Directions for this task →
Print every entry exactly as written.

Supplied records →
────────

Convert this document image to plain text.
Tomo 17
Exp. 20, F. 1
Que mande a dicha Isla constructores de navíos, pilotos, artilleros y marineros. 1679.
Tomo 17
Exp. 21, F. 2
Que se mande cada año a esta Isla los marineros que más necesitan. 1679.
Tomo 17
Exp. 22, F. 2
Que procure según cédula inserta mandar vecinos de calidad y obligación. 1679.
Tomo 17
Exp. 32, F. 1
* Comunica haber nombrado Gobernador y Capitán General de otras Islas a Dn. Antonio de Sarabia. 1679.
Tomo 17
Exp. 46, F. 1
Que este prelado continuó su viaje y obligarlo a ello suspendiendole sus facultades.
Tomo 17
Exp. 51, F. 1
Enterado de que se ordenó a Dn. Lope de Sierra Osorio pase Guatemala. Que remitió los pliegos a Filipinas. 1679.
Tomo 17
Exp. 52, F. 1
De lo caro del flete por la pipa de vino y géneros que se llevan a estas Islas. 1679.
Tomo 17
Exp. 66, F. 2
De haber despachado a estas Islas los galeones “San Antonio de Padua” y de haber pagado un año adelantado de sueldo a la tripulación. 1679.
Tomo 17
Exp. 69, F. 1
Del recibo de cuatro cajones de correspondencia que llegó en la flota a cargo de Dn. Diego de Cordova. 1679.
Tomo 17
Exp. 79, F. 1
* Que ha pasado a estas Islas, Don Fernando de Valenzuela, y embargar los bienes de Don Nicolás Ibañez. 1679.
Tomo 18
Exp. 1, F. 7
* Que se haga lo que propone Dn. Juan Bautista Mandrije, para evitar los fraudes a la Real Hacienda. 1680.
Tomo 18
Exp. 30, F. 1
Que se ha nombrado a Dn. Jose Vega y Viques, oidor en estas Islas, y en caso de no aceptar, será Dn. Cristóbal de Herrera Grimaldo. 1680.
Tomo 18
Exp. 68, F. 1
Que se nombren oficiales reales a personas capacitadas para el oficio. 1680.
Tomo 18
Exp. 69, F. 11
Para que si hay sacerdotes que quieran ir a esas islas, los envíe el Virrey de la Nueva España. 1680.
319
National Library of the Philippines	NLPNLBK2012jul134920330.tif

────────

In response →
Convert this document image to plain text.
Tomo 17
Exp. 20, F. 1
Que mande a dicha Isla constructores de navíos, pilotos, artilleros y marineros. 1679.
Tomo 17
Exp. 21, F. 2
Que se mande cada año a esta Isla los marineros que más necesitan. 1679.
Tomo 17
Exp. 22, F. 2
Que procure según cédula inserta mandar vecinos de calidad y obligación. 1679.
Tomo 17
Exp. 32, F. 1
* Comunica haber nombrado Gobernador y Capitán General de otras Islas a Dn. Antonio de Sarabia. 1679.
Tomo 17
Exp. 46, F. 1
Que este prelado continuó su viaje y obligarlo a ello suspendiendole sus facultades.
Tomo 17
Exp. 51, F. 1
Enterado de que se ordenó a Dn. Lope de Sierra Osorio pase Guatemala. Que remitió los pliegos a Filipinas. 1679.
Tomo 17
Exp. 52, F. 1
De lo caro del flete por la pipa de vino y géneros que se llevan a estas Islas. 1679.
Tomo 17
Exp. 66, F. 2
De haber despachado a estas Islas los galeones “San Antonio de Padua” y de haber pagado un año adelantado de sueldo a la tripulación. 1679.
Tomo 17
Exp. 69, F. 1
Del recibo de cuatro cajones de correspondencia que llegó en la flota a cargo de Dn. Diego de Cordova. 1679.
Tomo 17
Exp. 79, F. 1
* Que ha pasado a estas Islas, Don Fernando de Valenzuela, y embargar los bienes de Don Nicolás Ibañez. 1679.
Tomo 18
Exp. 1, F. 7
* Que se haga lo que propone Dn. Juan Bautista Mandrije, para evitar los fraudes a la Real Hacienda. 1680.
Tomo 18
Exp. 30, F. 1
Que se ha nombrado a Dn. Jose Vega y Viques, oidor en estas Islas, y en caso de no aceptar, será Dn. Cristóbal de Herrera Grimaldo. 1680.
Tomo 18
Exp. 68, F. 1
Que se nombren oficiales reales a personas capacitadas para el oficio. 1680.
Tomo 18
Exp. 69, F. 11
Para que si hay sacerdotes que quieran ir a esas islas, los envíe el Virrey de la Nueva España. 1680.
319
National Library of the Philippines	NLPNLBK2012jul134920330.tif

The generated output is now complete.